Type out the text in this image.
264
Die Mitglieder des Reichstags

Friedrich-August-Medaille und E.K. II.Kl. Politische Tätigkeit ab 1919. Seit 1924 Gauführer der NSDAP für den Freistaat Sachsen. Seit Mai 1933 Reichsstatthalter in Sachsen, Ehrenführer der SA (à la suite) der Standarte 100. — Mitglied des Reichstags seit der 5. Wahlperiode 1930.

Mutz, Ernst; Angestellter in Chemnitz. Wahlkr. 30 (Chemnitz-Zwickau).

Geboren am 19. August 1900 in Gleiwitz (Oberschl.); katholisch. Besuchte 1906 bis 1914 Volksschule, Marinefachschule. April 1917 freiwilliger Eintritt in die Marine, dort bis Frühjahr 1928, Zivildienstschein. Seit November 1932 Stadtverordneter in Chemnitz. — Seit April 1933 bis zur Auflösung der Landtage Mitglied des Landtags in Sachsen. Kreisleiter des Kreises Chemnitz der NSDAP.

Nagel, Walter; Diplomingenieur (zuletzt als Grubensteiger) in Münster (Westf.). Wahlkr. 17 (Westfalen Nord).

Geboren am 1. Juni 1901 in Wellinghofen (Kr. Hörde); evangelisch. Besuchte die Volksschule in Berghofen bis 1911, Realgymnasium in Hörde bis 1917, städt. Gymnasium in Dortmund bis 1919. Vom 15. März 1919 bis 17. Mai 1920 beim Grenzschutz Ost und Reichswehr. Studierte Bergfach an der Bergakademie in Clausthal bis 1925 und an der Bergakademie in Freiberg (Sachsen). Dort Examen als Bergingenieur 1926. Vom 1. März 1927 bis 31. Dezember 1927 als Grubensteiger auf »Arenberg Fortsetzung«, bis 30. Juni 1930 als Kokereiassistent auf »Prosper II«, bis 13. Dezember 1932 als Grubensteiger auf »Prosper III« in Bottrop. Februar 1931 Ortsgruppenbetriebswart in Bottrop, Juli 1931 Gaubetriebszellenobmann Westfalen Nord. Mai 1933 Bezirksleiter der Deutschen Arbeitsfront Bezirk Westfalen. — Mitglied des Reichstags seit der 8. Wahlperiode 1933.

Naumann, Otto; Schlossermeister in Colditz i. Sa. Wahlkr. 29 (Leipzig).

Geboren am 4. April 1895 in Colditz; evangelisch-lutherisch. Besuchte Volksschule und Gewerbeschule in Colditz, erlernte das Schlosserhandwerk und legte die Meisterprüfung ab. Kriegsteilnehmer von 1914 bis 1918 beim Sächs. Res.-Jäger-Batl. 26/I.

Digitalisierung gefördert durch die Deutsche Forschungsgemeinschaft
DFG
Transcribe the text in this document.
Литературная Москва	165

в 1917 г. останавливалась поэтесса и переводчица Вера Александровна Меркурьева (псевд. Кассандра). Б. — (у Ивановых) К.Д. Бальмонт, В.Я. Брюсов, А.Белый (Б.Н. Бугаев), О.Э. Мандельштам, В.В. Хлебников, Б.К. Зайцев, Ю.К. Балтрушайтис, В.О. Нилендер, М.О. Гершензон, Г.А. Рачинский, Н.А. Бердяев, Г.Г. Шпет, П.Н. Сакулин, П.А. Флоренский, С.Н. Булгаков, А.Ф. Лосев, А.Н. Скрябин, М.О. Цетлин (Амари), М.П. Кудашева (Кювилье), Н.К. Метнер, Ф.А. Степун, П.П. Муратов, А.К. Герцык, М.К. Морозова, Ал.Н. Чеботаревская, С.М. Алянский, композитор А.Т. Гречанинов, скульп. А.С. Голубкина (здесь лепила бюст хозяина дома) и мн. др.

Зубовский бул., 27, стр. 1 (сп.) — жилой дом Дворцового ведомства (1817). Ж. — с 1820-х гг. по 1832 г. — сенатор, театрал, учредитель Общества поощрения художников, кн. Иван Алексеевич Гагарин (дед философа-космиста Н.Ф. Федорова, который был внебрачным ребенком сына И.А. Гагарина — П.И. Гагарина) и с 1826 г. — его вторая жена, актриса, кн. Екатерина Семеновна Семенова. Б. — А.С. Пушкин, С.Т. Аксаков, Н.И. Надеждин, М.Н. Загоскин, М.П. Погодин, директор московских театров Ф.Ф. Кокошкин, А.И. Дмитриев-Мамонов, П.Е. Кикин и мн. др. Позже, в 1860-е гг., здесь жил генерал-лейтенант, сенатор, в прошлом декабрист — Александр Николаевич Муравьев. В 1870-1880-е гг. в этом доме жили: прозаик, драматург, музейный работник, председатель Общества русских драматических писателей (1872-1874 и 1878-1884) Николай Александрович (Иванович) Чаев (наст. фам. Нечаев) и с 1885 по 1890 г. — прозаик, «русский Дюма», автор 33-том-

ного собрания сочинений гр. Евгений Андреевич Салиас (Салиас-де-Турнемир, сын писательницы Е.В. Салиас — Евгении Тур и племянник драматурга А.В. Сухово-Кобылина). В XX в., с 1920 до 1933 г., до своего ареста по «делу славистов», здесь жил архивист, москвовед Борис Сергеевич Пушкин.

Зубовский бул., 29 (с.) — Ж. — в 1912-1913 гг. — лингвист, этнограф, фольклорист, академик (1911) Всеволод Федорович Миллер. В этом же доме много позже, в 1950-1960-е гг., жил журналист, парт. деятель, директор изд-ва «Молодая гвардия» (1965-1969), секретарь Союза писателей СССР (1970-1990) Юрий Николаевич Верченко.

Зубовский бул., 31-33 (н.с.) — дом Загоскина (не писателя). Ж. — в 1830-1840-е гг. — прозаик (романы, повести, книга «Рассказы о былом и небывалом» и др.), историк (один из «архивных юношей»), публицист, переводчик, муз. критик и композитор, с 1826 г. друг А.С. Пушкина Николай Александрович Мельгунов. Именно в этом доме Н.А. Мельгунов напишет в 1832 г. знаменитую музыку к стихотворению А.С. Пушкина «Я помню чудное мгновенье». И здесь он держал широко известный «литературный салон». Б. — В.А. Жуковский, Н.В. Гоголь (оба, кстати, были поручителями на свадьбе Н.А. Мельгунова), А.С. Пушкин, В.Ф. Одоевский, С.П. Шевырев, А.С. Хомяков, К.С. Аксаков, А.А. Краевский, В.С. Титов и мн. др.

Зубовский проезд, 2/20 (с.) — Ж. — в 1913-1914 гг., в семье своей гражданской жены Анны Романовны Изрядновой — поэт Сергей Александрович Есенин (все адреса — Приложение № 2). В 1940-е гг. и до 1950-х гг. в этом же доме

--- GIVEN TASK ---
Only the number is wanted: how many lines in the entries above contain the word "this"?

--- RESULT OF THE TASK ---
2